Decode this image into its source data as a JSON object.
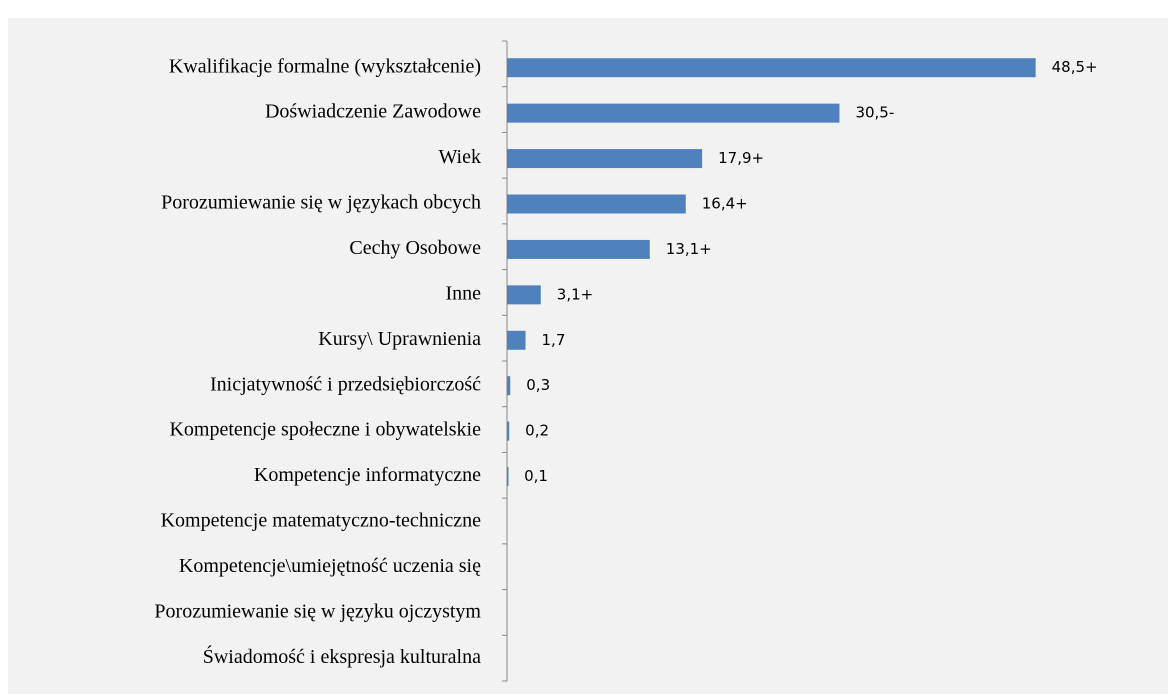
{
  "chart_data": {
    "type": "hbar",
    "categories": [
      "Kwalifikacje formalne (wykształcenie)",
      "Doświadczenie Zawodowe",
      "Wiek",
      "Porozumiewanie się w językach obcych",
      "Cechy Osobowe",
      "Inne",
      "Kursy\\ Uprawnienia",
      "Inicjatywność i przedsiębiorczość",
      "Kompetencje społeczne i obywatelskie",
      "Kompetencje informatyczne",
      "Kompetencje matematyczno-techniczne",
      "Kompetencje\\umiejętność uczenia się",
      "Porozumiewanie się w języku ojczystym",
      "Świadomość i ekspresja kulturalna"
    ],
    "values": [
      48.5,
      30.5,
      17.9,
      16.4,
      13.1,
      3.1,
      1.7,
      0.3,
      0.2,
      0.1,
      null,
      null,
      null,
      null
    ],
    "value_labels": [
      "48,5+",
      "30,5-",
      "17,9+",
      "16,4+",
      "13,1+",
      "3,1+",
      "1,7",
      "0,3",
      "0,2",
      "0,1",
      null,
      null,
      null,
      null
    ],
    "color": "#4f81bd",
    "xlim": [
      0,
      50
    ]
  }
}
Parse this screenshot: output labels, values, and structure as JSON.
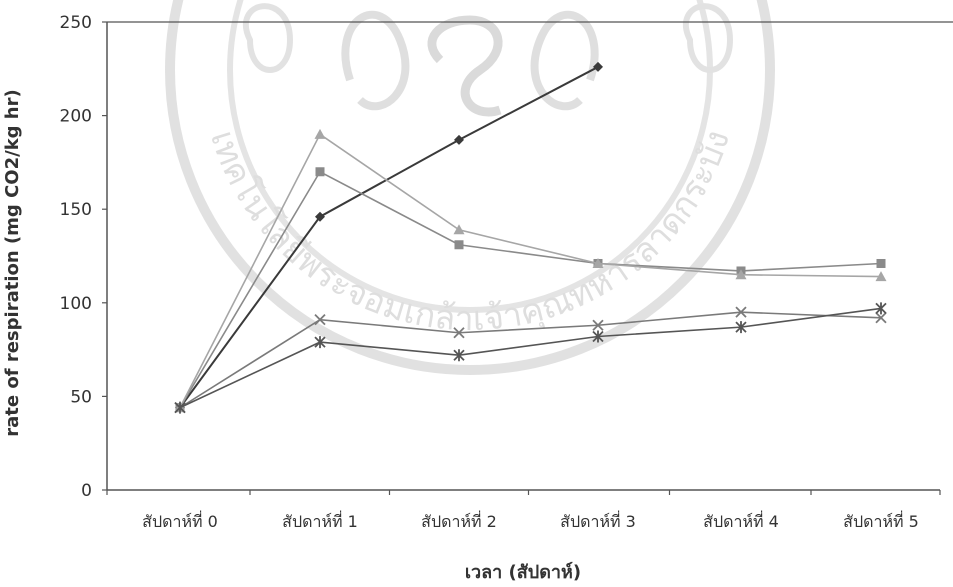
{
  "chart_data": {
    "type": "line",
    "title": "",
    "xlabel": "เวลา (สัปดาห์)",
    "ylabel": "rate of respiration (mg CO2/kg hr)",
    "categories": [
      "สัปดาห์ที่ 0",
      "สัปดาห์ที่ 1",
      "สัปดาห์ที่ 2",
      "สัปดาห์ที่ 3",
      "สัปดาห์ที่ 4",
      "สัปดาห์ที่ 5"
    ],
    "ylim": [
      0,
      250
    ],
    "yticks": [
      0,
      50,
      100,
      150,
      200,
      250
    ],
    "grid": false,
    "legend": "none",
    "series": [
      {
        "marker": "diamond",
        "color": "#3a3a3a",
        "values": [
          44,
          146,
          187,
          226,
          null,
          null
        ]
      },
      {
        "marker": "square",
        "color": "#8a8a8a",
        "values": [
          44,
          170,
          131,
          121,
          117,
          121
        ]
      },
      {
        "marker": "triangle",
        "color": "#a6a6a6",
        "values": [
          44,
          190,
          139,
          121,
          115,
          114
        ]
      },
      {
        "marker": "x",
        "color": "#7a7a7a",
        "values": [
          44,
          91,
          84,
          88,
          95,
          92
        ]
      },
      {
        "marker": "star",
        "color": "#555555",
        "values": [
          44,
          79,
          72,
          82,
          87,
          97
        ]
      }
    ]
  },
  "watermark": {
    "text": "เทคโนโลยีพระจอมเกล้าเจ้าคุณทหารลาดกระบัง"
  }
}
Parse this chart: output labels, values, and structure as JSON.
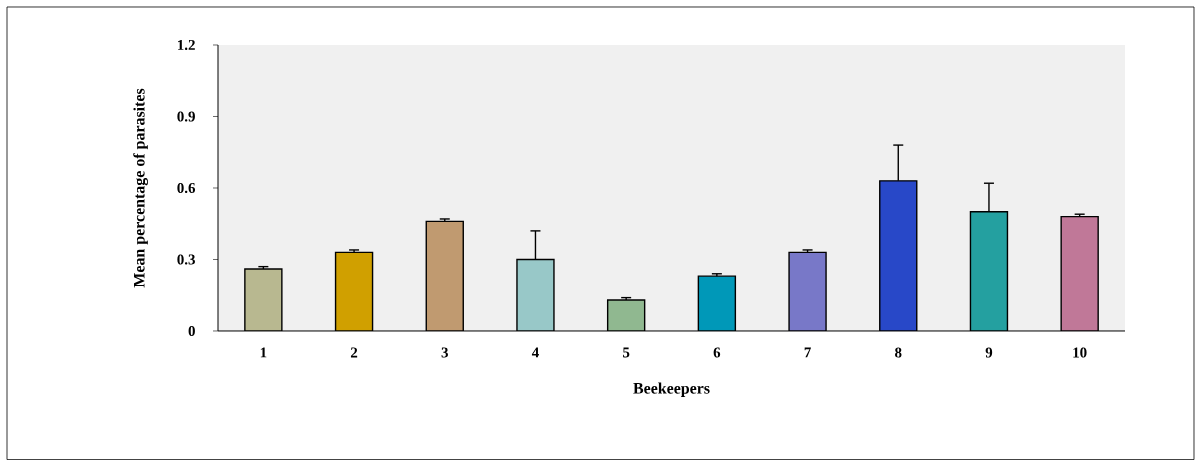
{
  "chart_data": {
    "type": "bar",
    "xlabel": "Beekeepers",
    "ylabel": "Mean percentage of parasites",
    "categories": [
      "1",
      "2",
      "3",
      "4",
      "5",
      "6",
      "7",
      "8",
      "9",
      "10"
    ],
    "values": [
      0.26,
      0.33,
      0.46,
      0.3,
      0.13,
      0.23,
      0.33,
      0.63,
      0.5,
      0.48
    ],
    "errors": [
      0.01,
      0.01,
      0.01,
      0.12,
      0.01,
      0.01,
      0.01,
      0.15,
      0.12,
      0.01
    ],
    "colors": [
      "#b8b890",
      "#d0a000",
      "#c09a70",
      "#98c8c8",
      "#90b890",
      "#0098b8",
      "#7878c8",
      "#2848c8",
      "#24a0a0",
      "#c07898"
    ],
    "ylim": [
      0,
      1.2
    ],
    "yticks": [
      0,
      0.3,
      0.6,
      0.9,
      1.2
    ]
  }
}
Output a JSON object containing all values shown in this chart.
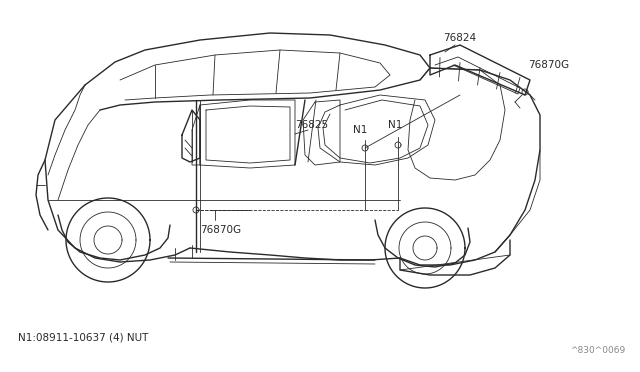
{
  "bg_color": "#ffffff",
  "line_color": "#2a2a2a",
  "label_color": "#2a2a2a",
  "fig_width": 6.4,
  "fig_height": 3.72,
  "dpi": 100,
  "footnote": "N1:08911-10637 (4) NUT",
  "ref_code": "^830^0069"
}
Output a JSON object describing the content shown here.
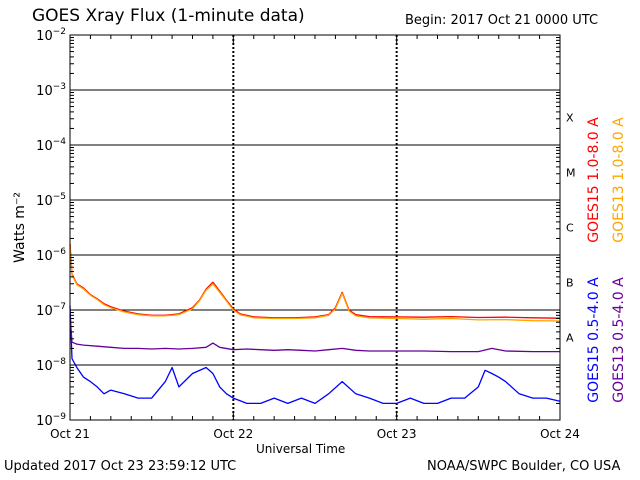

▸ Exercise task
Find every line of the data that holds the string "xlabel", then say how many there are and nothing else.

▸ Full solution
2